What is needed: Find all lines in the records that include the word "xlabel", and copy them out.

Provided entries:
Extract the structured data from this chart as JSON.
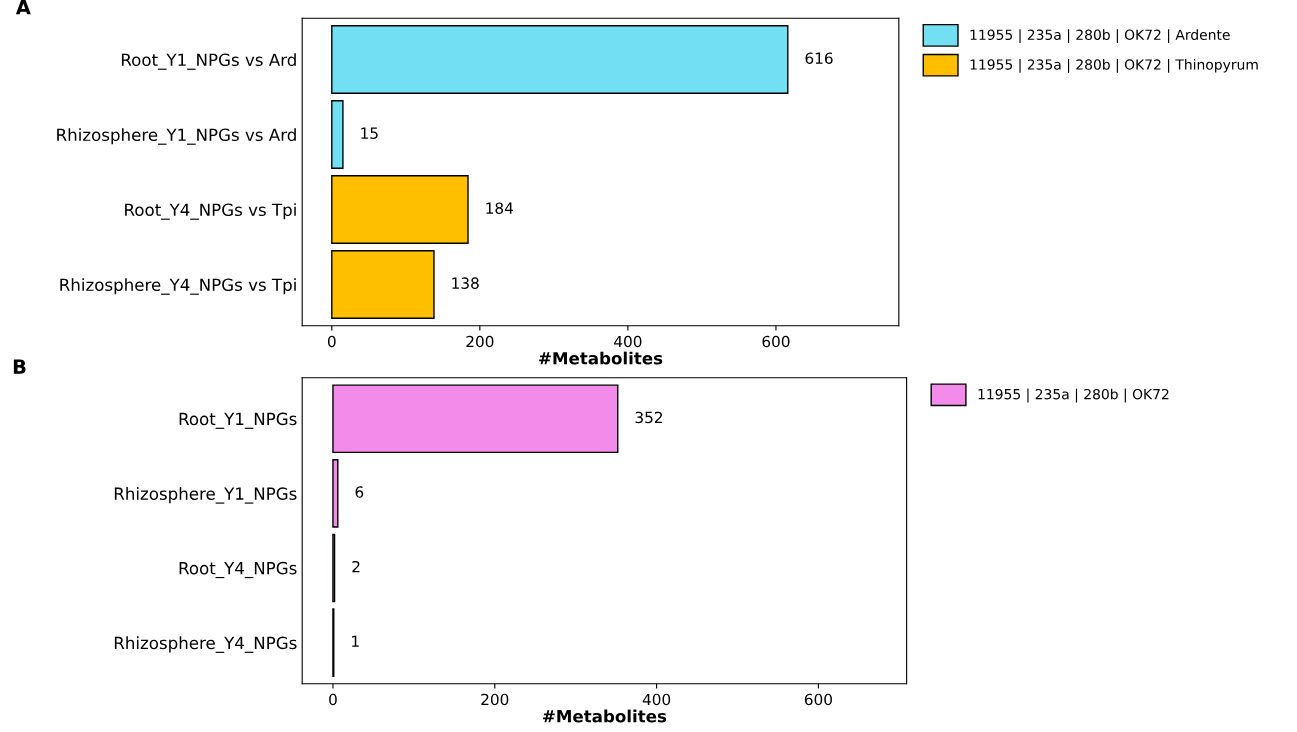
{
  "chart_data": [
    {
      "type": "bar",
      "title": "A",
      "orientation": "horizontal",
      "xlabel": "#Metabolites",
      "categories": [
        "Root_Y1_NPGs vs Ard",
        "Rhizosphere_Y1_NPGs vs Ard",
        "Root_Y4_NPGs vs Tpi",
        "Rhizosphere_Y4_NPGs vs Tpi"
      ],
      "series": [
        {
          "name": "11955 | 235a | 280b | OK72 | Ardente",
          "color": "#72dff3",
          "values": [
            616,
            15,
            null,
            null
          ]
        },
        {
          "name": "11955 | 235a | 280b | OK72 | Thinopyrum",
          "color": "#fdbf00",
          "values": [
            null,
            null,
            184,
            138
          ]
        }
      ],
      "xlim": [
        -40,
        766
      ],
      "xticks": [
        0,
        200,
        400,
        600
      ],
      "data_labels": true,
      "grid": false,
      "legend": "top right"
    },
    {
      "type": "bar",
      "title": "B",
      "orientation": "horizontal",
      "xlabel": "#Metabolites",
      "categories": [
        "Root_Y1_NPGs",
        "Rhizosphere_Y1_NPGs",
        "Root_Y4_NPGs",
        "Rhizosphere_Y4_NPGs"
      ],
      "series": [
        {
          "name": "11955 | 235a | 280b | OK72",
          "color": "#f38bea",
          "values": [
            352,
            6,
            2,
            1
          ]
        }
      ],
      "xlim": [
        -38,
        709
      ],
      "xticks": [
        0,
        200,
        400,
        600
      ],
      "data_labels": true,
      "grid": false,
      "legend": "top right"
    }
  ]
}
==
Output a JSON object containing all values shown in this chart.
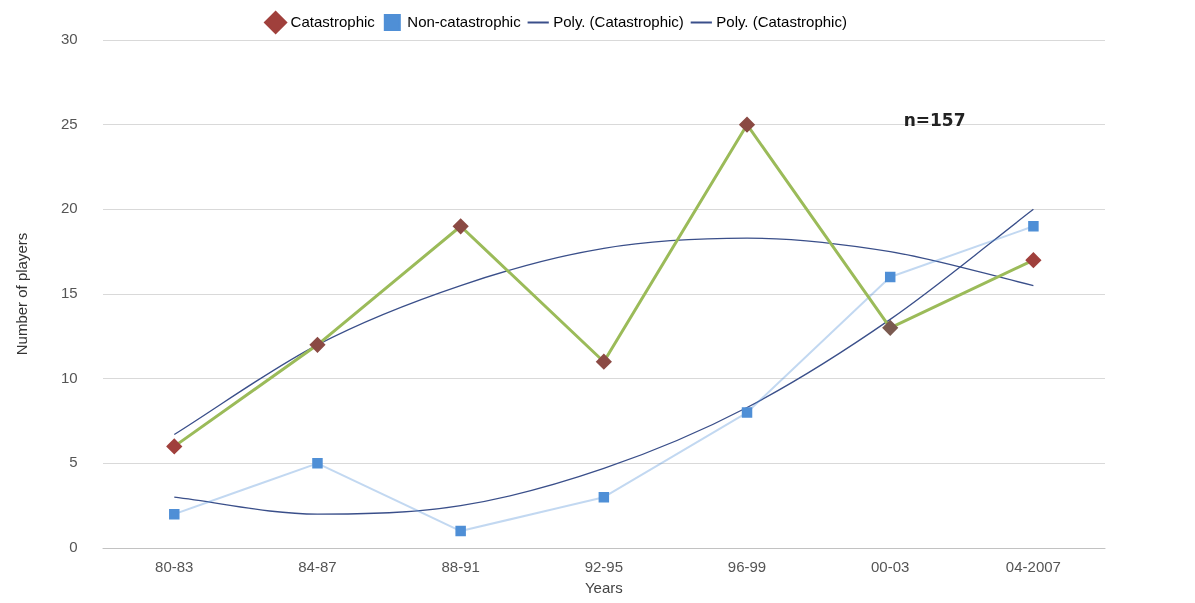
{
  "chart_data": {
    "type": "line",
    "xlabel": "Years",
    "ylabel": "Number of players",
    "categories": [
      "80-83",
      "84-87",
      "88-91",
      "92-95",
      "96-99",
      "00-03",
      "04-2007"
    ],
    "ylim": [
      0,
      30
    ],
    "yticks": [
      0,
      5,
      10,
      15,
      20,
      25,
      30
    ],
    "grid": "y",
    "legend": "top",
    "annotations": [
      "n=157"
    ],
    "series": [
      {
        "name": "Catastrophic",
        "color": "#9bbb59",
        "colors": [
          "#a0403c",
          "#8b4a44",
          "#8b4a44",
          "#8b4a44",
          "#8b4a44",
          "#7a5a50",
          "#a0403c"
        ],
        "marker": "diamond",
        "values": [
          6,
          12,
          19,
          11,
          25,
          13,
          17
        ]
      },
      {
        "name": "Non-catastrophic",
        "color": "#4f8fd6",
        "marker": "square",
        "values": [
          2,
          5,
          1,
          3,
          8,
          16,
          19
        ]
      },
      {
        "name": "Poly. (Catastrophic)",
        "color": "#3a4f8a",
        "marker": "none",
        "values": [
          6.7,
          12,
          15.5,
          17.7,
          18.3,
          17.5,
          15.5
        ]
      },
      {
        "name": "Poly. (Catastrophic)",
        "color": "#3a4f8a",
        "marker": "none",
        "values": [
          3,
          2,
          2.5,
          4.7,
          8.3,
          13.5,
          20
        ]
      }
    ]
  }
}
---
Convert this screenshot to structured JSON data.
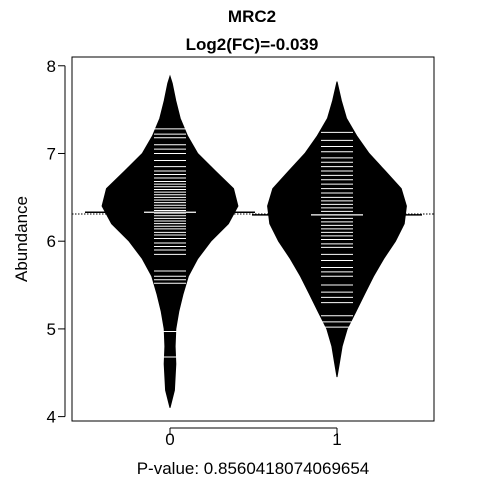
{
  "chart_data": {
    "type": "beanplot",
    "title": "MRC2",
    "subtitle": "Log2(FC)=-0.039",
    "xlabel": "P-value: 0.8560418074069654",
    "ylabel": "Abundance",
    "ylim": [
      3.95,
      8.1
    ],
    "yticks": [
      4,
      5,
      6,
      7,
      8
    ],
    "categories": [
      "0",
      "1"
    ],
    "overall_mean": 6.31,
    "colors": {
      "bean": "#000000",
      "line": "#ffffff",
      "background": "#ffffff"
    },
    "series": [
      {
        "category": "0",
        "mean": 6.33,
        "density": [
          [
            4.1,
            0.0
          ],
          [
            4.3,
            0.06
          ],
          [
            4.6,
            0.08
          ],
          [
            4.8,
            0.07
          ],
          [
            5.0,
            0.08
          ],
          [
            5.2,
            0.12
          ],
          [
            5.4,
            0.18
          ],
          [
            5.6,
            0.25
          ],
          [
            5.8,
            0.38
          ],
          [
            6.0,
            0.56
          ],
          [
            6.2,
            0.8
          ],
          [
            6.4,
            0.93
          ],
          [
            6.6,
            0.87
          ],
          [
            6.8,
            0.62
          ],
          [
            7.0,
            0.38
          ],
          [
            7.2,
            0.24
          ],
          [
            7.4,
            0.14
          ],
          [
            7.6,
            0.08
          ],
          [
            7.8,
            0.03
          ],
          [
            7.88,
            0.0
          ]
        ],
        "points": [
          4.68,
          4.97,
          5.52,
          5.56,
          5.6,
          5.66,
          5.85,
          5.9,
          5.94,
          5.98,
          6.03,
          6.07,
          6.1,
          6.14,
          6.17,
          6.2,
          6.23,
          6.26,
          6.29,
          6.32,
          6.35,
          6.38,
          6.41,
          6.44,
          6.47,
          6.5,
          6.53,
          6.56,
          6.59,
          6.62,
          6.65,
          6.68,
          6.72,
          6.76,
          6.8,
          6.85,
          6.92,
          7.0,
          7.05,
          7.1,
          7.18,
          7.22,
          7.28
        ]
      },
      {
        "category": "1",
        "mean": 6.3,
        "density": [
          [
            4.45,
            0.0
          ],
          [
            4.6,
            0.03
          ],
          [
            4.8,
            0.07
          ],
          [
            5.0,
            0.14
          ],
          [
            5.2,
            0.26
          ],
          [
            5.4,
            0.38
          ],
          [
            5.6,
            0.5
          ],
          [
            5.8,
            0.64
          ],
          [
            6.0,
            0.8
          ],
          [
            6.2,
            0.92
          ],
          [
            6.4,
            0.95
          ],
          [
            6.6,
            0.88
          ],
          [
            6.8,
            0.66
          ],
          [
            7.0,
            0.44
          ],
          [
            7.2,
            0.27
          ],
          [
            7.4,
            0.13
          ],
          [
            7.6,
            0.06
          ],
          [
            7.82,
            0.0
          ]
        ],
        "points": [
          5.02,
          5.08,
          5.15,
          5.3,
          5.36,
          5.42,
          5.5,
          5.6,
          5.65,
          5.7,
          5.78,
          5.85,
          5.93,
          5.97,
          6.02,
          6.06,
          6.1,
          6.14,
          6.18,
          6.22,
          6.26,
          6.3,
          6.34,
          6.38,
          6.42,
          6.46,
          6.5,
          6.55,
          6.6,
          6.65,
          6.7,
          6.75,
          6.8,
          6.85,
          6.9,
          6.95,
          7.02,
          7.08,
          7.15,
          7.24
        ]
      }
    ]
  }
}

Result for this exercise:
      "xlabel": "#Metabolites",
      "xlabel": "#Metabolites",
    "xlabel": "Years",
    "xlabel": "P-value: 0.8560418074069654",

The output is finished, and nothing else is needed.